— Work to complete —
With pictures removed, output every record below exactly as written.

(Data excerpts)
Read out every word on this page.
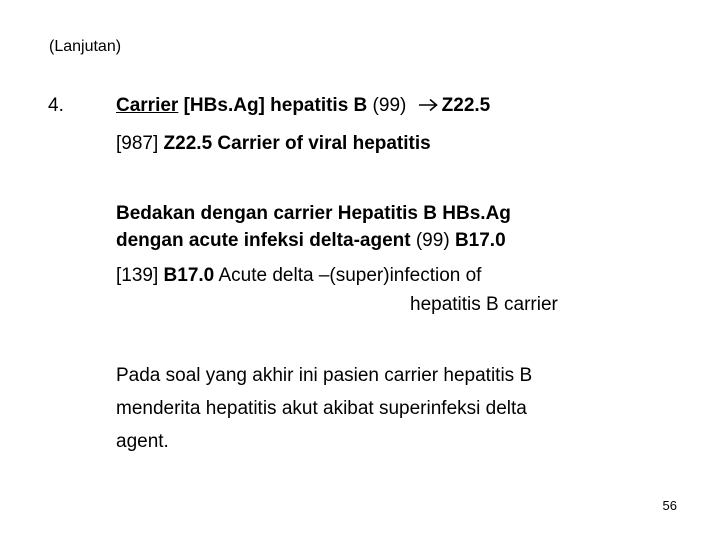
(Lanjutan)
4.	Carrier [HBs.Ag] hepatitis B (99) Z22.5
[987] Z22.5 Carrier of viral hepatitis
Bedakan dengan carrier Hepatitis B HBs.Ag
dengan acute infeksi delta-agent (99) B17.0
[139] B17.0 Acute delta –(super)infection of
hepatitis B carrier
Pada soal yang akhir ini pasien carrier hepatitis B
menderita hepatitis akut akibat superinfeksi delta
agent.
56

— Output for this task —
Read out every word on this page.
(Lanjutan)
4.	Carrier [HBs.Ag] hepatitis B (99) Z22.5
[987] Z22.5 Carrier of viral hepatitis
Bedakan dengan carrier Hepatitis B HBs.Ag
dengan acute infeksi delta-agent (99) B17.0
[139] B17.0 Acute delta –(super)infection of
hepatitis B carrier
Pada soal yang akhir ini pasien carrier hepatitis B
menderita hepatitis akut akibat superinfeksi delta
agent.
56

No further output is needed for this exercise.